[Data extracted from a collection]

- - - - - - -

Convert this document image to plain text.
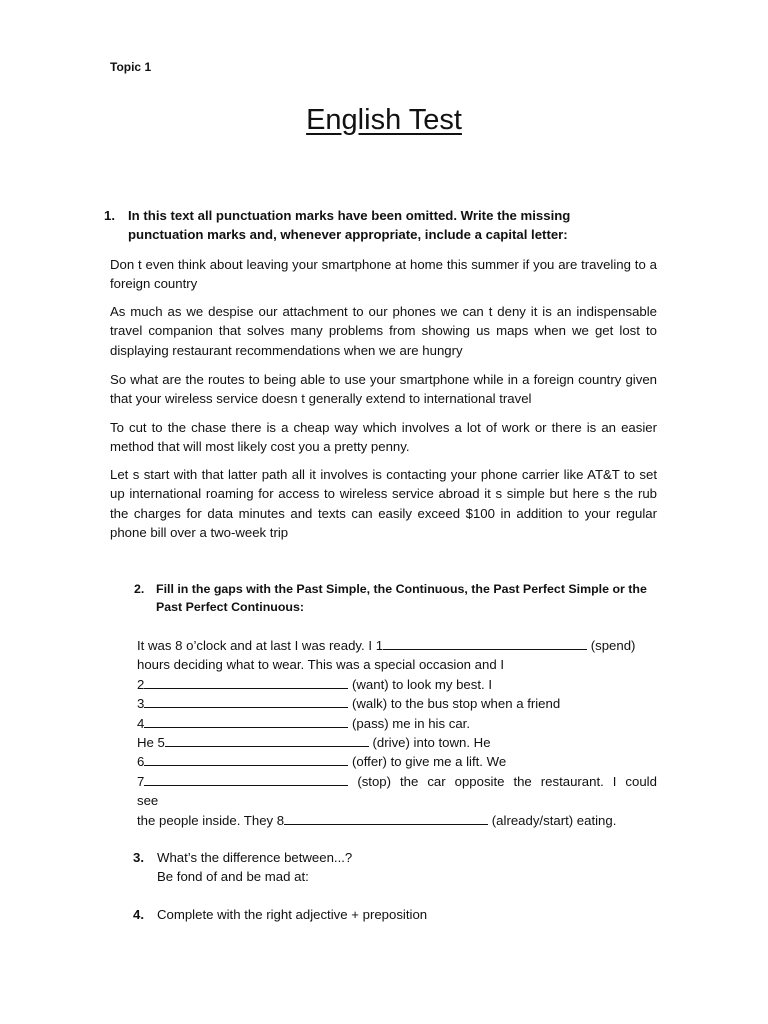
Topic 1
English Test
1. In this text all punctuation marks have been omitted. Write the missing punctuation marks and, whenever appropriate, include a capital letter:
Don t even think about leaving your smartphone at home this summer if you are traveling to a foreign country
As much as we despise our attachment to our phones we can t deny it is an indispensable travel companion that solves many problems from showing us maps when we get lost to displaying restaurant recommendations when we are hungry
So what are the routes to being able to use your smartphone while in a foreign country given that your wireless service doesn t generally extend to international travel
To cut to the chase there is a cheap way which involves a lot of work or there is an easier method that will most likely cost you a pretty penny.
Let s start with that latter path all it involves is contacting your phone carrier like AT&T to set up international roaming for access to wireless service abroad it s simple but here s the rub the charges for data minutes and texts can easily exceed $100 in addition to your regular phone bill over a two-week trip
2. Fill in the gaps with the Past Simple, the Continuous, the Past Perfect Simple or the Past Perfect Continuous:
It was 8 o’clock and at last I was ready. I 1	(spend)
hours deciding what to wear. This was a special occasion and I
2	(want) to look my best. I
3	(walk) to the bus stop when a friend
4	(pass) me in his car.
He 5	(drive) into town. He
6	(offer) to give me a lift. We
7	(stop) the car opposite the restaurant. I could
see
the people inside. They 8	(already/start) eating.
3. What’s the difference between...?
Be fond of and be mad at:
4. Complete with the right adjective + preposition
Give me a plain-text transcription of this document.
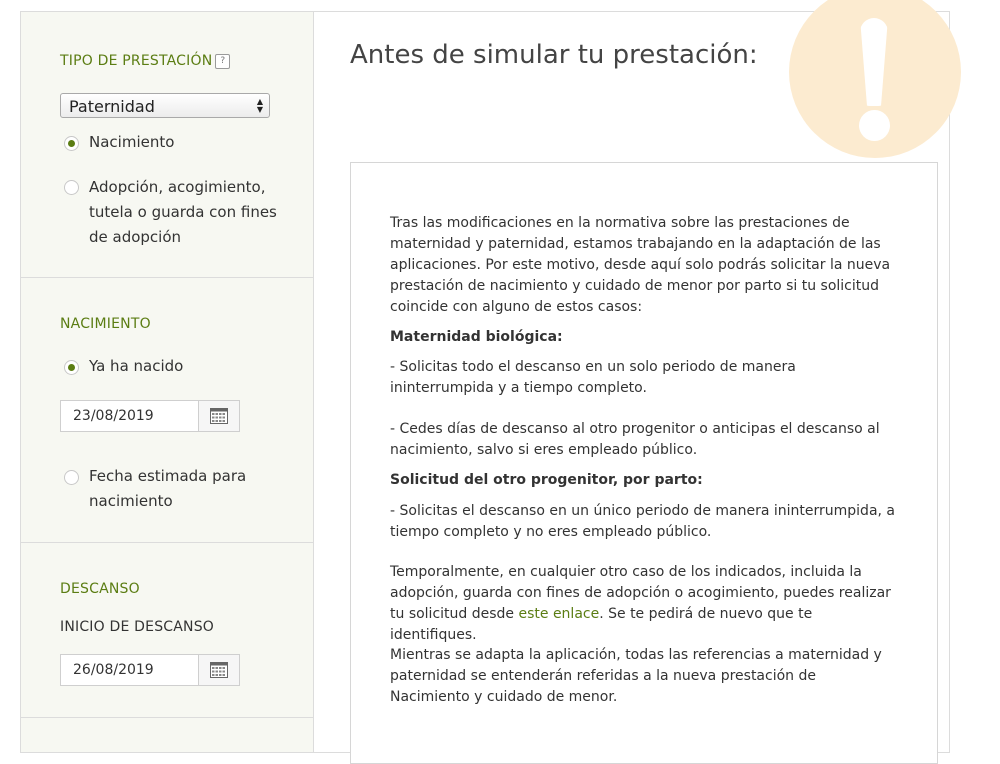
TIPO DE PRESTACIÓN ?
Paternidad	▲
▼
Nacimiento
Adopción, acogimiento, tutela o guarda con fines de adopción
NACIMIENTO
Ya ha nacido
23/08/2019
Fecha estimada para nacimiento
DESCANSO
INICIO DE DESCANSO
26/08/2019
Antes de simular tu prestación:

Tras las modificaciones en la normativa sobre las prestaciones de maternidad y paternidad, estamos trabajando en la adaptación de las aplicaciones. Por este motivo, desde aquí solo podrás solicitar la nueva prestación de nacimiento y cuidado de menor por parto si tu solicitud coincide con alguno de estos casos:

Maternidad biológica:

- Solicitas todo el descanso en un solo periodo de manera ininterrumpida y a tiempo completo.

- Cedes días de descanso al otro progenitor o anticipas el descanso al nacimiento, salvo si eres empleado público.

Solicitud del otro progenitor, por parto:

- Solicitas el descanso en un único periodo de manera ininterrumpida, a tiempo completo y no eres empleado público.

Temporalmente, en cualquier otro caso de los indicados, incluida la adopción, guarda con fines de adopción o acogimiento, puedes realizar tu solicitud desde este enlace. Se te pedirá de nuevo que te identifiques.

Mientras se adapta la aplicación, todas las referencias a maternidad y paternidad se entenderán referidas a la nueva prestación de Nacimiento y cuidado de menor.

- - - - - - -

_EXERCISE OBJECTIVE:_ Please repeat the entries exactly. Do not include the pictures.

_EXERCISE RESPONSE:_
Convert this document image to plain text.
Topic 1
English Test
1. In this text all punctuation marks have been omitted. Write the missing punctuation marks and, whenever appropriate, include a capital letter:
Don t even think about leaving your smartphone at home this summer if you are traveling to a foreign country
As much as we despise our attachment to our phones we can t deny it is an indispensable travel companion that solves many problems from showing us maps when we get lost to displaying restaurant recommendations when we are hungry
So what are the routes to being able to use your smartphone while in a foreign country given that your wireless service doesn t generally extend to international travel
To cut to the chase there is a cheap way which involves a lot of work or there is an easier method that will most likely cost you a pretty penny.
Let s start with that latter path all it involves is contacting your phone carrier like AT&T to set up international roaming for access to wireless service abroad it s simple but here s the rub the charges for data minutes and texts can easily exceed $100 in addition to your regular phone bill over a two-week trip
2. Fill in the gaps with the Past Simple, the Continuous, the Past Perfect Simple or the Past Perfect Continuous:
It was 8 o’clock and at last I was ready. I 1	(spend)
hours deciding what to wear. This was a special occasion and I
2	(want) to look my best. I
3	(walk) to the bus stop when a friend
4	(pass) me in his car.
He 5	(drive) into town. He
6	(offer) to give me a lift. We
7	(stop) the car opposite the restaurant. I could
see
the people inside. They 8	(already/start) eating.
3. What’s the difference between...?
Be fond of and be mad at:
4. Complete with the right adjective + preposition
Give me a plain-text transcription of this document.
TIPO DE PRESTACIÓN ?
Paternidad	▲
▼
Nacimiento
Adopción, acogimiento, tutela o guarda con fines de adopción
NACIMIENTO
Ya ha nacido
23/08/2019
Fecha estimada para nacimiento
DESCANSO
INICIO DE DESCANSO
26/08/2019
Antes de simular tu prestación:

Tras las modificaciones en la normativa sobre las prestaciones de maternidad y paternidad, estamos trabajando en la adaptación de las aplicaciones. Por este motivo, desde aquí solo podrás solicitar la nueva prestación de nacimiento y cuidado de menor por parto si tu solicitud coincide con alguno de estos casos:

Maternidad biológica:

- Solicitas todo el descanso en un solo periodo de manera ininterrumpida y a tiempo completo.

- Cedes días de descanso al otro progenitor o anticipas el descanso al nacimiento, salvo si eres empleado público.

Solicitud del otro progenitor, por parto:

- Solicitas el descanso en un único periodo de manera ininterrumpida, a tiempo completo y no eres empleado público.

Temporalmente, en cualquier otro caso de los indicados, incluida la adopción, guarda con fines de adopción o acogimiento, puedes realizar tu solicitud desde este enlace. Se te pedirá de nuevo que te identifiques.

Mientras se adapta la aplicación, todas las referencias a maternidad y paternidad se entenderán referidas a la nueva prestación de Nacimiento y cuidado de menor.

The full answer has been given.